#### The exercise:
Write out every record in full, exactly as written, please.

· · · ·

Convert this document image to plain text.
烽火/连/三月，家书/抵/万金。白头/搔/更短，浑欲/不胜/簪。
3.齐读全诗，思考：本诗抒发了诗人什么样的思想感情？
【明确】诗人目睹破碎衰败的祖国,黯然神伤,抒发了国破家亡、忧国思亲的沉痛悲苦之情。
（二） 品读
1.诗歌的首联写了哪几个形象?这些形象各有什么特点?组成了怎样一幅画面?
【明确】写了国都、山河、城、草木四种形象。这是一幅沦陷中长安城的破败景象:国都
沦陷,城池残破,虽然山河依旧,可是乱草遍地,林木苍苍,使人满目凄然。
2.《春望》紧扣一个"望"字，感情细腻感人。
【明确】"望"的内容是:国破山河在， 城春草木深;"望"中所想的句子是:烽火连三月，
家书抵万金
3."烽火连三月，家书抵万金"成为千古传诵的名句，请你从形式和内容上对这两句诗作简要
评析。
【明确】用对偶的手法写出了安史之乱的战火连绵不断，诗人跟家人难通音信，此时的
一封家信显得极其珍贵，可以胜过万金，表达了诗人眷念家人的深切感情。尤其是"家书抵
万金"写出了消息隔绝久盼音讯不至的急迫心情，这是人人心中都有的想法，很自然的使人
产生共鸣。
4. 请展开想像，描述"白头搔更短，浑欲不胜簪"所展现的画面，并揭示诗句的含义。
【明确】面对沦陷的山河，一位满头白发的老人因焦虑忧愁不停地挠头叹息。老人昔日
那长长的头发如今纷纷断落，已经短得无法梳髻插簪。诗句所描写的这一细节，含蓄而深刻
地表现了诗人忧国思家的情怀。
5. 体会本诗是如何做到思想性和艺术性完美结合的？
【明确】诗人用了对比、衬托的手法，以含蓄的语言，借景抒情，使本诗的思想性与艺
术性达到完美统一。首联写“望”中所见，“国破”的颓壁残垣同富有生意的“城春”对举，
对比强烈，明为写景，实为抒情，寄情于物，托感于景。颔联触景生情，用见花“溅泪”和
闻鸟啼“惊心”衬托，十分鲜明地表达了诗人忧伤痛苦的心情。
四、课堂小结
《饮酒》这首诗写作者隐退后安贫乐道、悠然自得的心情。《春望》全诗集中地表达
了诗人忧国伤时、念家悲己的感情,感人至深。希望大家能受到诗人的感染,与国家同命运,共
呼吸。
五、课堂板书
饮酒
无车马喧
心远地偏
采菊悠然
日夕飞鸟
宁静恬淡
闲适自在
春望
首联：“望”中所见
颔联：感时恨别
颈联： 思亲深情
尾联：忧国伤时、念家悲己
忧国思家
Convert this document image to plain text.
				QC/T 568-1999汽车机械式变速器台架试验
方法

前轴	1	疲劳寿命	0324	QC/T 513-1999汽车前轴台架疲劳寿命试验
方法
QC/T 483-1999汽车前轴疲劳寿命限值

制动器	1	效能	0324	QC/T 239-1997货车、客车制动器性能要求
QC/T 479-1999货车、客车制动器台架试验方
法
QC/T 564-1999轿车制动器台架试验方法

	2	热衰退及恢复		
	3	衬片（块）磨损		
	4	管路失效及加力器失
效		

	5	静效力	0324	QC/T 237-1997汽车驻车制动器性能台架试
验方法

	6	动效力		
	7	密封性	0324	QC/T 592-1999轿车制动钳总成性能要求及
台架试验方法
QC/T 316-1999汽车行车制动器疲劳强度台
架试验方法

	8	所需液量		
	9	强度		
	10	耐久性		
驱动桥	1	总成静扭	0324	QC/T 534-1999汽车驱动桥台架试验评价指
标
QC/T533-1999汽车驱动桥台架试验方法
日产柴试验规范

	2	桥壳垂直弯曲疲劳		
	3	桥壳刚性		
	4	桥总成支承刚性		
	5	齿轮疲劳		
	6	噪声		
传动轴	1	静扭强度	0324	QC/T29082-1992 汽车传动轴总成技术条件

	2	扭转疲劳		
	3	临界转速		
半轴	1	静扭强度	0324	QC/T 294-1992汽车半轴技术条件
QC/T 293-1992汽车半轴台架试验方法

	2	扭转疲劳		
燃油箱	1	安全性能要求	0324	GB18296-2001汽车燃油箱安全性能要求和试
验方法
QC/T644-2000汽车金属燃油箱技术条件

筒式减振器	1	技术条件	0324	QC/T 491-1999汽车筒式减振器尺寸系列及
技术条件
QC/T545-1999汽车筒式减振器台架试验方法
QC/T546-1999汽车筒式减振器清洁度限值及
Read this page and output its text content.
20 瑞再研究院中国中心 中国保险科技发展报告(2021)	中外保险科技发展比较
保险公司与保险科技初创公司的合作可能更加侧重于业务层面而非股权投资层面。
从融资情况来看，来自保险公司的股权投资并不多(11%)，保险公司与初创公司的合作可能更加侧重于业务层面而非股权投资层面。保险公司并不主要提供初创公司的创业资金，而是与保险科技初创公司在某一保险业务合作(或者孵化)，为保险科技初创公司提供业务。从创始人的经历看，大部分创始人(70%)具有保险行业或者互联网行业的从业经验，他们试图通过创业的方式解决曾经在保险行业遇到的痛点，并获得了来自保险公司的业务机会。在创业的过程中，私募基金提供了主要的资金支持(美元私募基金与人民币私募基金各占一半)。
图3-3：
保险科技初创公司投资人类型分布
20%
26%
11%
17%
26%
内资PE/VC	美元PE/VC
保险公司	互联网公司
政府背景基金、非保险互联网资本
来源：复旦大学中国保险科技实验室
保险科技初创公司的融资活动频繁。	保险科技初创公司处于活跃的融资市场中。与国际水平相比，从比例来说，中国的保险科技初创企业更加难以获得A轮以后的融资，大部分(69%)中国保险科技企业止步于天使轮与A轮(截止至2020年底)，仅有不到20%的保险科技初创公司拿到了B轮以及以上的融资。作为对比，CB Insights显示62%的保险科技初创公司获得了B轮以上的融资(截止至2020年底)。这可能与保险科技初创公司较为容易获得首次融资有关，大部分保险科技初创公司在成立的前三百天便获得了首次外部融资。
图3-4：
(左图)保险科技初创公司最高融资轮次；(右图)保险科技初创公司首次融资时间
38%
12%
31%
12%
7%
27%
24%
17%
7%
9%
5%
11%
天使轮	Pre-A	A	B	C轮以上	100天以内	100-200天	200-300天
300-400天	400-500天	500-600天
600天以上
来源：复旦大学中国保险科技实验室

· · · ·

#### Solution to this problem:
Convert this document image to plain text.
烽火/连/三月，家书/抵/万金。白头/搔/更短，浑欲/不胜/簪。
3.齐读全诗，思考：本诗抒发了诗人什么样的思想感情？
【明确】诗人目睹破碎衰败的祖国,黯然神伤,抒发了国破家亡、忧国思亲的沉痛悲苦之情。
（二） 品读
1.诗歌的首联写了哪几个形象?这些形象各有什么特点?组成了怎样一幅画面?
【明确】写了国都、山河、城、草木四种形象。这是一幅沦陷中长安城的破败景象:国都
沦陷,城池残破,虽然山河依旧,可是乱草遍地,林木苍苍,使人满目凄然。
2.《春望》紧扣一个"望"字，感情细腻感人。
【明确】"望"的内容是:国破山河在， 城春草木深;"望"中所想的句子是:烽火连三月，
家书抵万金
3."烽火连三月，家书抵万金"成为千古传诵的名句，请你从形式和内容上对这两句诗作简要
评析。
【明确】用对偶的手法写出了安史之乱的战火连绵不断，诗人跟家人难通音信，此时的
一封家信显得极其珍贵，可以胜过万金，表达了诗人眷念家人的深切感情。尤其是"家书抵
万金"写出了消息隔绝久盼音讯不至的急迫心情，这是人人心中都有的想法，很自然的使人
产生共鸣。
4. 请展开想像，描述"白头搔更短，浑欲不胜簪"所展现的画面，并揭示诗句的含义。
【明确】面对沦陷的山河，一位满头白发的老人因焦虑忧愁不停地挠头叹息。老人昔日
那长长的头发如今纷纷断落，已经短得无法梳髻插簪。诗句所描写的这一细节，含蓄而深刻
地表现了诗人忧国思家的情怀。
5. 体会本诗是如何做到思想性和艺术性完美结合的？
【明确】诗人用了对比、衬托的手法，以含蓄的语言，借景抒情，使本诗的思想性与艺
术性达到完美统一。首联写“望”中所见，“国破”的颓壁残垣同富有生意的“城春”对举，
对比强烈，明为写景，实为抒情，寄情于物，托感于景。颔联触景生情，用见花“溅泪”和
闻鸟啼“惊心”衬托，十分鲜明地表达了诗人忧伤痛苦的心情。
四、课堂小结
《饮酒》这首诗写作者隐退后安贫乐道、悠然自得的心情。《春望》全诗集中地表达
了诗人忧国伤时、念家悲己的感情,感人至深。希望大家能受到诗人的感染,与国家同命运,共
呼吸。
五、课堂板书
饮酒
无车马喧
心远地偏
采菊悠然
日夕飞鸟
宁静恬淡
闲适自在
春望
首联：“望”中所见
颔联：感时恨别
颈联： 思亲深情
尾联：忧国伤时、念家悲己
忧国思家
Convert this document image to plain text.
				QC/T 568-1999汽车机械式变速器台架试验
方法

前轴	1	疲劳寿命	0324	QC/T 513-1999汽车前轴台架疲劳寿命试验
方法
QC/T 483-1999汽车前轴疲劳寿命限值

制动器	1	效能	0324	QC/T 239-1997货车、客车制动器性能要求
QC/T 479-1999货车、客车制动器台架试验方
法
QC/T 564-1999轿车制动器台架试验方法

	2	热衰退及恢复		
	3	衬片（块）磨损		
	4	管路失效及加力器失
效		

	5	静效力	0324	QC/T 237-1997汽车驻车制动器性能台架试
验方法

	6	动效力		
	7	密封性	0324	QC/T 592-1999轿车制动钳总成性能要求及
台架试验方法
QC/T 316-1999汽车行车制动器疲劳强度台
架试验方法

	8	所需液量		
	9	强度		
	10	耐久性		
驱动桥	1	总成静扭	0324	QC/T 534-1999汽车驱动桥台架试验评价指
标
QC/T533-1999汽车驱动桥台架试验方法
日产柴试验规范

	2	桥壳垂直弯曲疲劳		
	3	桥壳刚性		
	4	桥总成支承刚性		
	5	齿轮疲劳		
	6	噪声		
传动轴	1	静扭强度	0324	QC/T29082-1992 汽车传动轴总成技术条件

	2	扭转疲劳		
	3	临界转速		
半轴	1	静扭强度	0324	QC/T 294-1992汽车半轴技术条件
QC/T 293-1992汽车半轴台架试验方法

	2	扭转疲劳		
燃油箱	1	安全性能要求	0324	GB18296-2001汽车燃油箱安全性能要求和试
验方法
QC/T644-2000汽车金属燃油箱技术条件

筒式减振器	1	技术条件	0324	QC/T 491-1999汽车筒式减振器尺寸系列及
技术条件
QC/T545-1999汽车筒式减振器台架试验方法
QC/T546-1999汽车筒式减振器清洁度限值及
Read this page and output its text content.
20 瑞再研究院中国中心 中国保险科技发展报告(2021)	中外保险科技发展比较
保险公司与保险科技初创公司的合作可能更加侧重于业务层面而非股权投资层面。
从融资情况来看，来自保险公司的股权投资并不多(11%)，保险公司与初创公司的合作可能更加侧重于业务层面而非股权投资层面。保险公司并不主要提供初创公司的创业资金，而是与保险科技初创公司在某一保险业务合作(或者孵化)，为保险科技初创公司提供业务。从创始人的经历看，大部分创始人(70%)具有保险行业或者互联网行业的从业经验，他们试图通过创业的方式解决曾经在保险行业遇到的痛点，并获得了来自保险公司的业务机会。在创业的过程中，私募基金提供了主要的资金支持(美元私募基金与人民币私募基金各占一半)。
图3-3：
保险科技初创公司投资人类型分布
20%
26%
11%
17%
26%
内资PE/VC	美元PE/VC
保险公司	互联网公司
政府背景基金、非保险互联网资本
来源：复旦大学中国保险科技实验室
保险科技初创公司的融资活动频繁。	保险科技初创公司处于活跃的融资市场中。与国际水平相比，从比例来说，中国的保险科技初创企业更加难以获得A轮以后的融资，大部分(69%)中国保险科技企业止步于天使轮与A轮(截止至2020年底)，仅有不到20%的保险科技初创公司拿到了B轮以及以上的融资。作为对比，CB Insights显示62%的保险科技初创公司获得了B轮以上的融资(截止至2020年底)。这可能与保险科技初创公司较为容易获得首次融资有关，大部分保险科技初创公司在成立的前三百天便获得了首次外部融资。
图3-4：
(左图)保险科技初创公司最高融资轮次；(右图)保险科技初创公司首次融资时间
38%
12%
31%
12%
7%
27%
24%
17%
7%
9%
5%
11%
天使轮	Pre-A	A	B	C轮以上	100天以内	100-200天	200-300天
300-400天	400-500天	500-600天
600天以上
来源：复旦大学中国保险科技实验室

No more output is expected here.